▶ EXERCISE PASSAGE:
Before the coming of the Europeans to the Ohio Country, this area was covered by the eastern deciduous forest, populated by transitory Native Americans [see Part I].  Then came the white pioneers from Virginia, New Jersey, and elsewhere, and farming occupied the land.  Throughout these long periods of time, rabbits, beavers, hawks, kingfishers (symbol of the Fernald Preserve), wild ducks, white-tailed deer, even bobcats and coyotes roamed this land and made it their habitat.  But then the law of eminent domain, used by the Atomic Energy Commission, pushed out the local farmers.  The concrete buildings, used for nuclear production, went up [see Part III].  Yet now the waste pits and footprints of the former buildings, cleansed of their corruption, form the wetlands and ponds which draw the wildlife here.

▶ TASKS TO PERFORM:
**1)** Repeat the passage about the Fernald Preserve land word for word, starting at "Before the coming" and ending at "the wildlife here.".
**2)** Write what comes next in the passage about the Fernald Preserve land, picking up after its last sentence.

Document layout analysis data:
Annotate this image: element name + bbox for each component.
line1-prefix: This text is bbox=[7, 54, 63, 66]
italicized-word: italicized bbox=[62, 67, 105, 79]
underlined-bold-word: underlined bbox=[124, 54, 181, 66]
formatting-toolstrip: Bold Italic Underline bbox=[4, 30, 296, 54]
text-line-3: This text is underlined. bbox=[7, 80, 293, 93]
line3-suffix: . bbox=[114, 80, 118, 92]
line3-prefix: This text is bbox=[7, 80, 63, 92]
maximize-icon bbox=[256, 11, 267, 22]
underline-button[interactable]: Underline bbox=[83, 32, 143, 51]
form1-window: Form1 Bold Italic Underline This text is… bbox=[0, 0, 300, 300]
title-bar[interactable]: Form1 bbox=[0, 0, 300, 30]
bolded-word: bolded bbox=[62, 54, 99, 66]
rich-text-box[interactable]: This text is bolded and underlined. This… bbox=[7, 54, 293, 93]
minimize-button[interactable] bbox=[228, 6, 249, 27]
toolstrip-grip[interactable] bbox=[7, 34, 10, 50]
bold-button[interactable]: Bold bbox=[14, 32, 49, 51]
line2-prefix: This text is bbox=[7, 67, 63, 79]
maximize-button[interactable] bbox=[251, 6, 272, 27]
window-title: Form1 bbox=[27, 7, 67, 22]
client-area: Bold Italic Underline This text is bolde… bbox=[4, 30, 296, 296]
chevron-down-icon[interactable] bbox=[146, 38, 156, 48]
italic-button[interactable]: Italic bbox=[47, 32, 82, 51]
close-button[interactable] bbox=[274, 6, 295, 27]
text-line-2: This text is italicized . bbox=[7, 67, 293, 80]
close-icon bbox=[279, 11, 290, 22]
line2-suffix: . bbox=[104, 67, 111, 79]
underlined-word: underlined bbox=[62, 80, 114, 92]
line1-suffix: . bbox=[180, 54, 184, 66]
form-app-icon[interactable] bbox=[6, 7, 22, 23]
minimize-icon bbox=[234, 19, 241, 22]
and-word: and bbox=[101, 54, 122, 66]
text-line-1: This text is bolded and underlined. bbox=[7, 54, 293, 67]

▶ ANSWERS GIVEN:
**1)**
Before the coming of the Europeans to the Ohio Country, this area was covered by the eastern deciduous forest, populated by transitory Native Americans [see Part I].  Then came the white pioneers from Virginia, New Jersey, and elsewhere, and farming occupied the land.  Throughout these long periods of time, rabbits, beavers, hawks, kingfishers (symbol of the Fernald Preserve), wild ducks, white-tailed deer, even bobcats and coyotes roamed this land and made it their habitat.  But then the law of eminent domain, used by the Atomic Energy Commission, pushed out the local farmers.  The concrete buildings, used for nuclear production, went up [see Part III].  Yet now the waste pits and footprints of the former buildings, cleansed of their corruption, form the wetlands and ponds which draw the wildlife here.

**2)**
The Fernald Preserve’s Visitors’ Center:  Nature tours now gather in the brightly-lit community room of the Fernald Preserve’s Visitors’ Center, a $6.6 million renovation of a former concrete warehouse, one of only two of the nuclear complex’s buildings not demolished in the site’s remediation in the early 2000s.  Floor-to-ceiling glass windows in the lobby look out on the site.  On the walls, photographs give evidence of the (now) local wildlife one can see by hiking the trails; a giant aerial photograph maps the irregular boundaries of the green space as it exists today – with a ghostly overlay of white rectangles representing the industrial buildings that once produced nuclear destruction [see Part III].  And, indeed, visitors can hold metal ingots, examples of sample fuel cores, silver cylindrical-shaped objects (about the size and thickness of the batons used in track events, though thicker and heavier), once produced here as the first step for uranium “feed” (only these examples, of course, are not uranium, so they are quite safe to hold and examine).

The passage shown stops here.